• **Data records**:
§

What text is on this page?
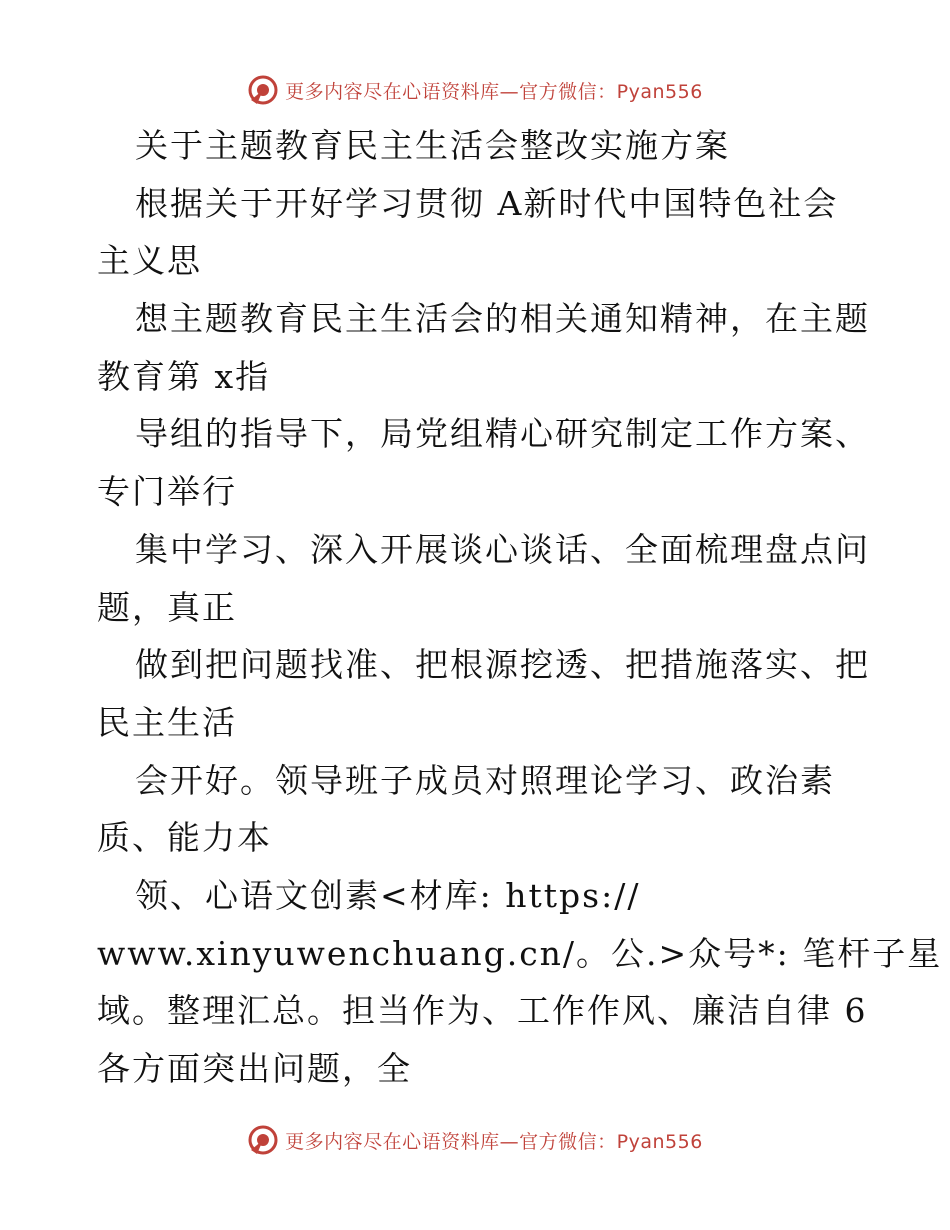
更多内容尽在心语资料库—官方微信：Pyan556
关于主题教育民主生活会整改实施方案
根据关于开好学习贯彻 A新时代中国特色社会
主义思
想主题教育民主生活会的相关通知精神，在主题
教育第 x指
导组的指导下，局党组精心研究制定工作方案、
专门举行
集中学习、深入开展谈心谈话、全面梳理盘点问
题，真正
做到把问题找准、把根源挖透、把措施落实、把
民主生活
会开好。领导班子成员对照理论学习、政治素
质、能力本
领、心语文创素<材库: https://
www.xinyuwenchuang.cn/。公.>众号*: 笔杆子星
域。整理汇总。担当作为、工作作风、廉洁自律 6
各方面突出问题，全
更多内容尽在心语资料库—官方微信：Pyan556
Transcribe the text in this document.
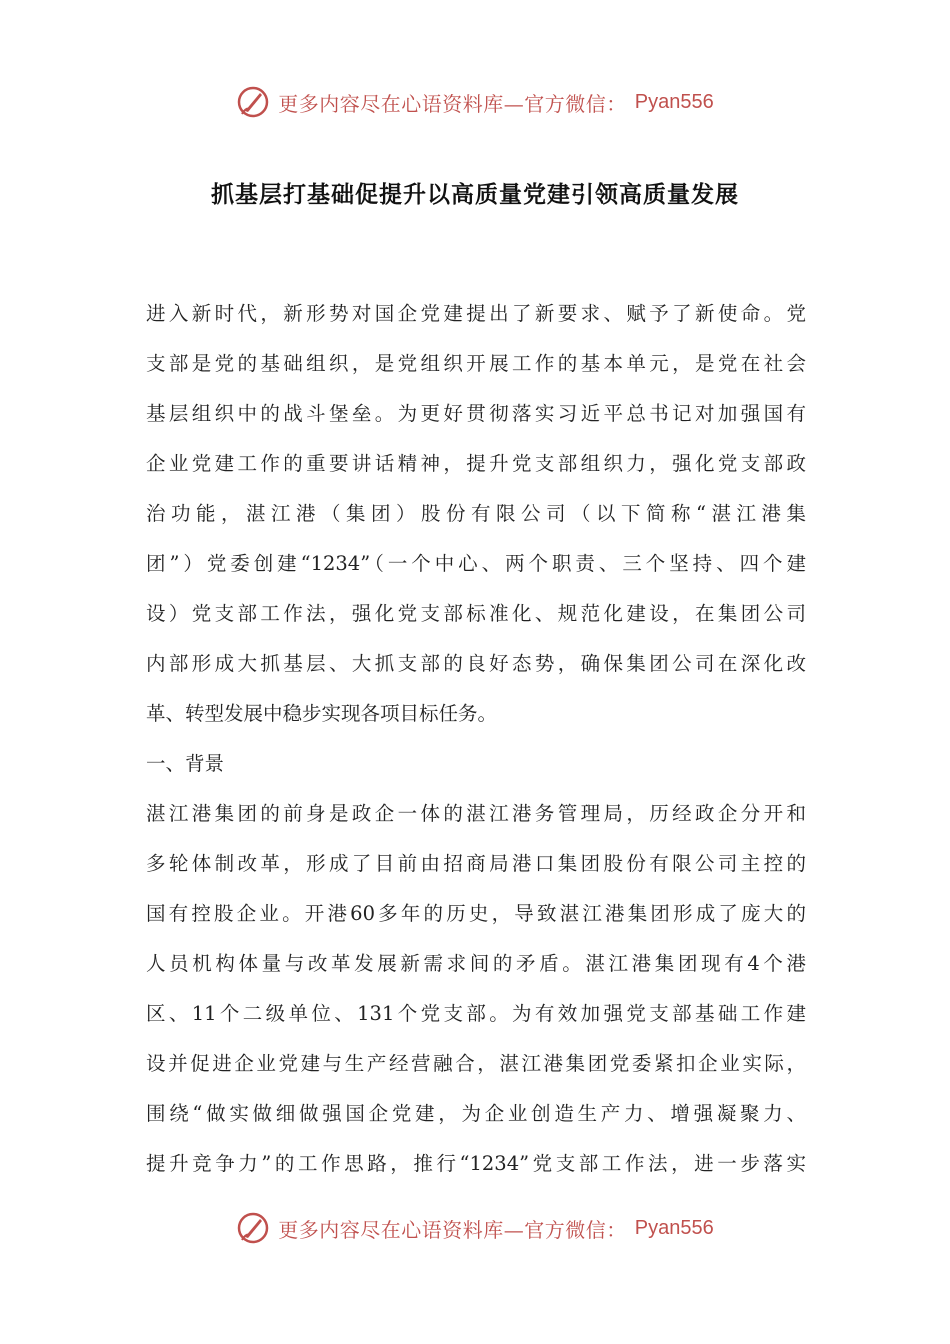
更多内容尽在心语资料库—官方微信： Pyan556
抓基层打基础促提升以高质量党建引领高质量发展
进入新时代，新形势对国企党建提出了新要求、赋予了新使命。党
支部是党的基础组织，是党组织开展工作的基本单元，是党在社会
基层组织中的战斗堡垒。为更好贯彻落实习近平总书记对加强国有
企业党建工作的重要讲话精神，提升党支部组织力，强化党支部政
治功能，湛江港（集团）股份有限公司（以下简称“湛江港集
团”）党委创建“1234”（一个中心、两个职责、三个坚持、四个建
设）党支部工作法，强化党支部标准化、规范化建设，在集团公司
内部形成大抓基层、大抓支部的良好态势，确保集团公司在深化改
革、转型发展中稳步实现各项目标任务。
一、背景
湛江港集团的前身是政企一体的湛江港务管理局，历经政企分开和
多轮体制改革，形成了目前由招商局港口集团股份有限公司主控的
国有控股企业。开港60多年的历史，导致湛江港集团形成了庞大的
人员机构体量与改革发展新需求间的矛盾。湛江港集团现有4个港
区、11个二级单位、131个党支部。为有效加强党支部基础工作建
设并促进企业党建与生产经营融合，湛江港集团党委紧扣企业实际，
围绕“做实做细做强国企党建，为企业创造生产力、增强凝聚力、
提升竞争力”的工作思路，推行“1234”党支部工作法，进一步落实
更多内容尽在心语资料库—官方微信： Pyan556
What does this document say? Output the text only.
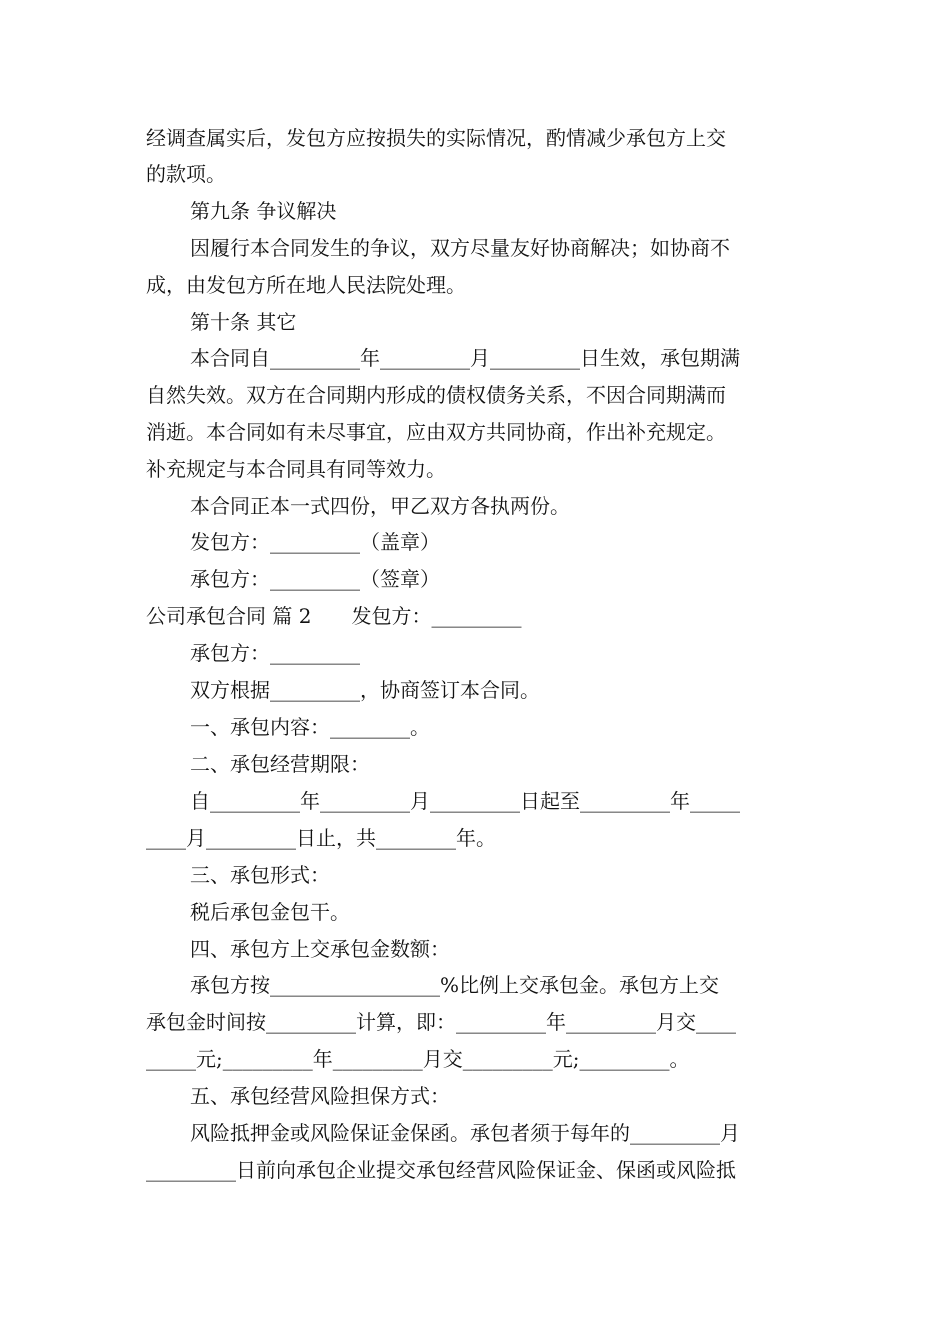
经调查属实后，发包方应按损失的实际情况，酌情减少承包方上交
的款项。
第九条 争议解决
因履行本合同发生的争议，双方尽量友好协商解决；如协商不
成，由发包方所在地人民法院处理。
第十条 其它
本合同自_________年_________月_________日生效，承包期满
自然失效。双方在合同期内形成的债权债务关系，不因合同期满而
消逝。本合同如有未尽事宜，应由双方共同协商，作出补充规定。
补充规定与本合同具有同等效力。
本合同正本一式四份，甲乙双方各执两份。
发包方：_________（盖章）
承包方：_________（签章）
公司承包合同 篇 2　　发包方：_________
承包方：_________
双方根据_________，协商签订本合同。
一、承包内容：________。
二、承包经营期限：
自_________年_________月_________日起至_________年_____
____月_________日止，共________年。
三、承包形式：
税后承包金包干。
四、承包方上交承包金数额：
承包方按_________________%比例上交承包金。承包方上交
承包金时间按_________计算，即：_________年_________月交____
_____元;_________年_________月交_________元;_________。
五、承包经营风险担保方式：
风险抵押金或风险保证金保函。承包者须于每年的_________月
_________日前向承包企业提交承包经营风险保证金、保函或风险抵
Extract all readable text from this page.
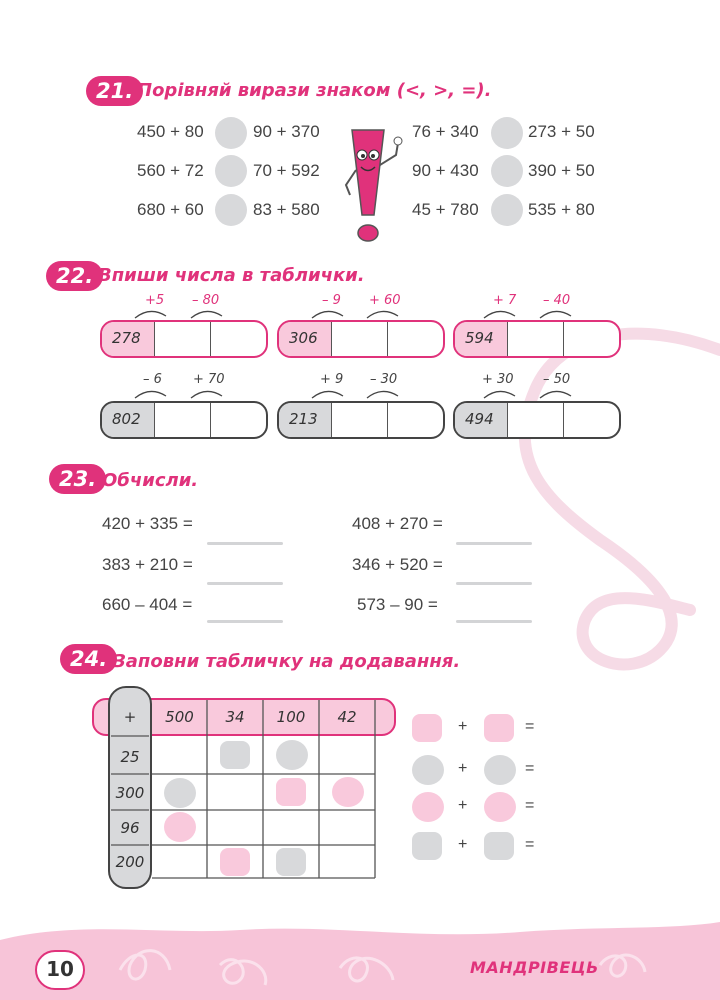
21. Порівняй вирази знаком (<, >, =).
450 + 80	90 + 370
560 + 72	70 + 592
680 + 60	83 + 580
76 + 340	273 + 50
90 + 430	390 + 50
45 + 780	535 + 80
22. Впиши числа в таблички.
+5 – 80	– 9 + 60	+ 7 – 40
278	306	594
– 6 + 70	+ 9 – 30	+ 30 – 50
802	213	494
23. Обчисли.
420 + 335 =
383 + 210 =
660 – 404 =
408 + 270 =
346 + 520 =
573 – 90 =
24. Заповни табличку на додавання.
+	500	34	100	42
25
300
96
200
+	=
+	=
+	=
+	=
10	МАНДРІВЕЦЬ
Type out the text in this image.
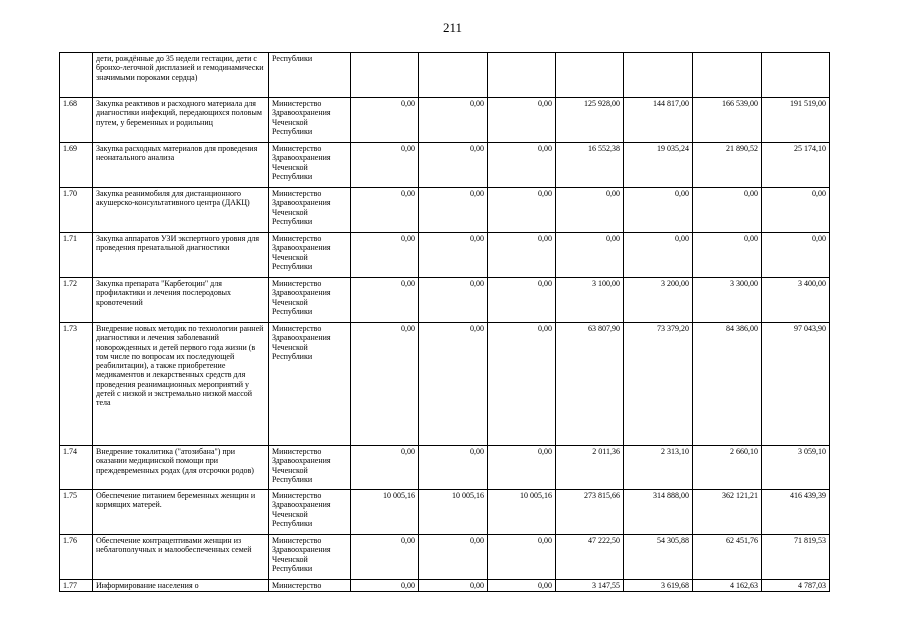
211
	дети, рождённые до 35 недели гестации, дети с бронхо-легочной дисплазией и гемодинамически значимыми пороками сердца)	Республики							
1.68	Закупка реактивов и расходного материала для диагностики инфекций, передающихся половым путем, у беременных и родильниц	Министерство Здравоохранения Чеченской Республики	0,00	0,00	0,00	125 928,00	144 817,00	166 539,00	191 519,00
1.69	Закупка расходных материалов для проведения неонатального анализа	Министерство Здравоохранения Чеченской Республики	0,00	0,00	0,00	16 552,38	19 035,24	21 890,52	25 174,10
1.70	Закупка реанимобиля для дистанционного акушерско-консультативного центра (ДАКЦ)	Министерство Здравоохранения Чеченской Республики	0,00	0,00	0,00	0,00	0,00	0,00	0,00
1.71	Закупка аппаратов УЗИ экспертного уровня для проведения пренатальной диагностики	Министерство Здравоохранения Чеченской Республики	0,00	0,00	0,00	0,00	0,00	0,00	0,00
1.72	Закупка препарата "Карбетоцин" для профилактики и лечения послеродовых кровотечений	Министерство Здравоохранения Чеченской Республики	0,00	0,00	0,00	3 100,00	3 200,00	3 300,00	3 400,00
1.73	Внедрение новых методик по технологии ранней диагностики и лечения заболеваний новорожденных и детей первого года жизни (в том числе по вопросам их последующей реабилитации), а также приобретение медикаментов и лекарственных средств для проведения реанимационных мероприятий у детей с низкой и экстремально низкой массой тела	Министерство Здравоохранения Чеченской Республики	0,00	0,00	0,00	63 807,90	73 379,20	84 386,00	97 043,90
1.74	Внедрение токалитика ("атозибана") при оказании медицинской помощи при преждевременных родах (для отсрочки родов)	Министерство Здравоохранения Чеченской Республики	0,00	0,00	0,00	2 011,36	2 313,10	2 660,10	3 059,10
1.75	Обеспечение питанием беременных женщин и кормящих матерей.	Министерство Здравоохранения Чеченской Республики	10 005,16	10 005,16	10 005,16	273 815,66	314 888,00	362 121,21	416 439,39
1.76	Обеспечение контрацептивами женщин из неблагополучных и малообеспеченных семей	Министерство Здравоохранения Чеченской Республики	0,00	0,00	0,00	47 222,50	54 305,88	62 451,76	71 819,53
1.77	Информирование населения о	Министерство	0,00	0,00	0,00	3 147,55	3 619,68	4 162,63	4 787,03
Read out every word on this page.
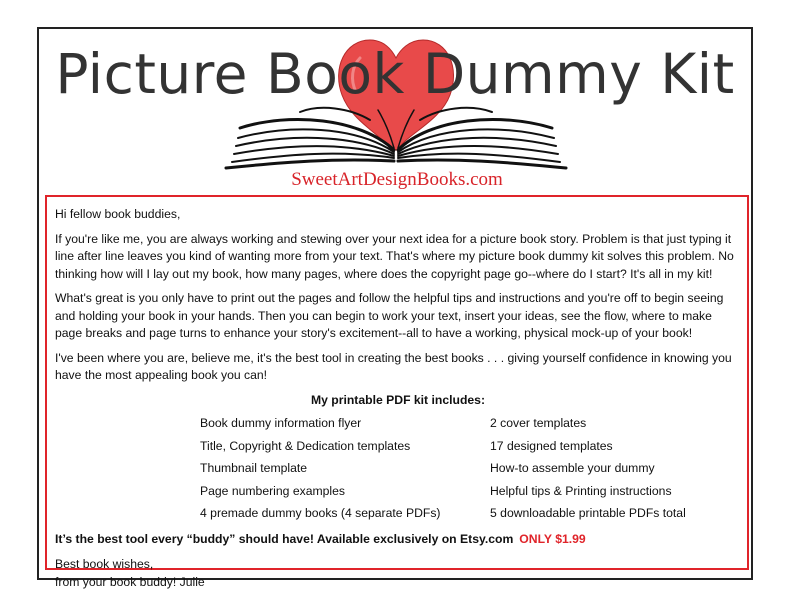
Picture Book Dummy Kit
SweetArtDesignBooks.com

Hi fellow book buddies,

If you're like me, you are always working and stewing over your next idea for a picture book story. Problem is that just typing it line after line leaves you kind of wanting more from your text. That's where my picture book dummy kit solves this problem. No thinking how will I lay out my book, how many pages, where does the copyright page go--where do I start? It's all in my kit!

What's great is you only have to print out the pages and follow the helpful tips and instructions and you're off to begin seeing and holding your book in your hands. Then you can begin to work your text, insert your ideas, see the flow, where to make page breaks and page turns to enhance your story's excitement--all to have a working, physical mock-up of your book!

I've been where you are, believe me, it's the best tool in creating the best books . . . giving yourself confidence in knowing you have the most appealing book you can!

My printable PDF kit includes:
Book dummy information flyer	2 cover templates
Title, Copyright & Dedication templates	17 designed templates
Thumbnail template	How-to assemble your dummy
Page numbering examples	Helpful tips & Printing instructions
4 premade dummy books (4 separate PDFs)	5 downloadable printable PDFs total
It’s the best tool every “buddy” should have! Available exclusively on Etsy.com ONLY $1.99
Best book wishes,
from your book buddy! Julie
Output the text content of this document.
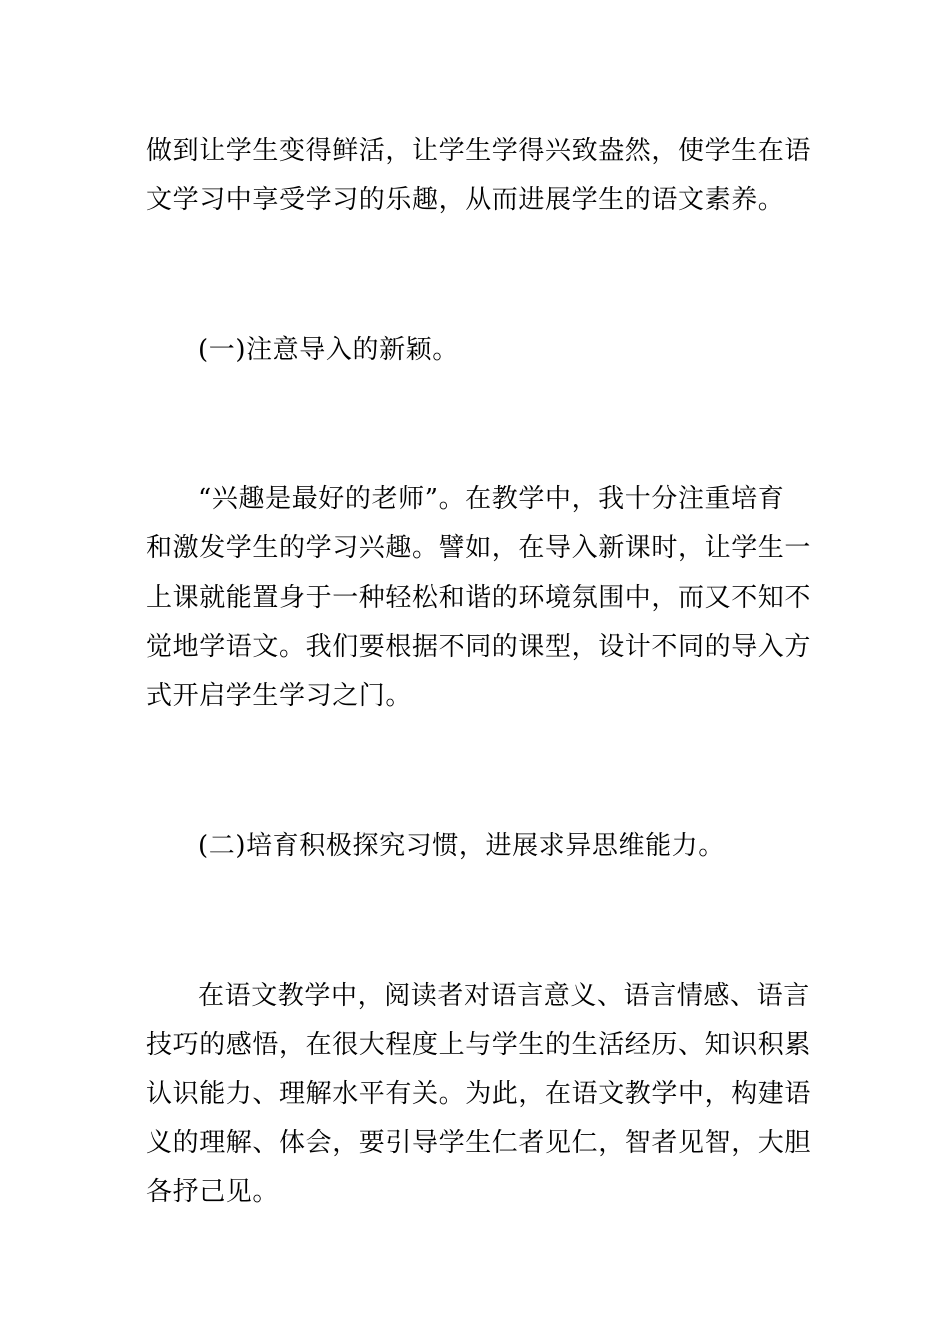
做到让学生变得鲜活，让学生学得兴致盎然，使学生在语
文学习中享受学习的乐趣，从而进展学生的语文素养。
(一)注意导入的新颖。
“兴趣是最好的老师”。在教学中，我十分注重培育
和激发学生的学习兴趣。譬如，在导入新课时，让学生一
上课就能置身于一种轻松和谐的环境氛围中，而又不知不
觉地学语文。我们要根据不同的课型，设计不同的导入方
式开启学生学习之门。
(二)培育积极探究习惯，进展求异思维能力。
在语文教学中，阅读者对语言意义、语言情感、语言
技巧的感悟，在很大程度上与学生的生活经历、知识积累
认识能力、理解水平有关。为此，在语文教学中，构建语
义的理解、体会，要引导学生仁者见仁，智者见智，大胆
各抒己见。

§

• **Prompt**:
Identify the lines that hold the word "диагностики". Copy every one of them.

• **Right answer**:
1.68	Закупка реактивов и расходного материала для диагностики инфекций, передающихся половым путем, у беременных и родильниц	Министерство Здравоохранения Чеченской Республики	0,00	0,00	0,00	125 928,00	144 817,00	166 539,00	191 519,00
1.71	Закупка аппаратов УЗИ экспертного уровня для проведения пренатальной диагностики	Министерство Здравоохранения Чеченской Республики	0,00	0,00	0,00	0,00	0,00	0,00	0,00
1.73	Внедрение новых методик по технологии ранней диагностики и лечения заболеваний новорожденных и детей первого года жизни (в том числе по вопросам их последующей реабилитации), а также приобретение медикаментов и лекарственных средств для проведения реанимационных мероприятий у детей с низкой и экстремально низкой массой тела	Министерство Здравоохранения Чеченской Республики	0,00	0,00	0,00	63 807,90	73 379,20	84 386,00	97 043,90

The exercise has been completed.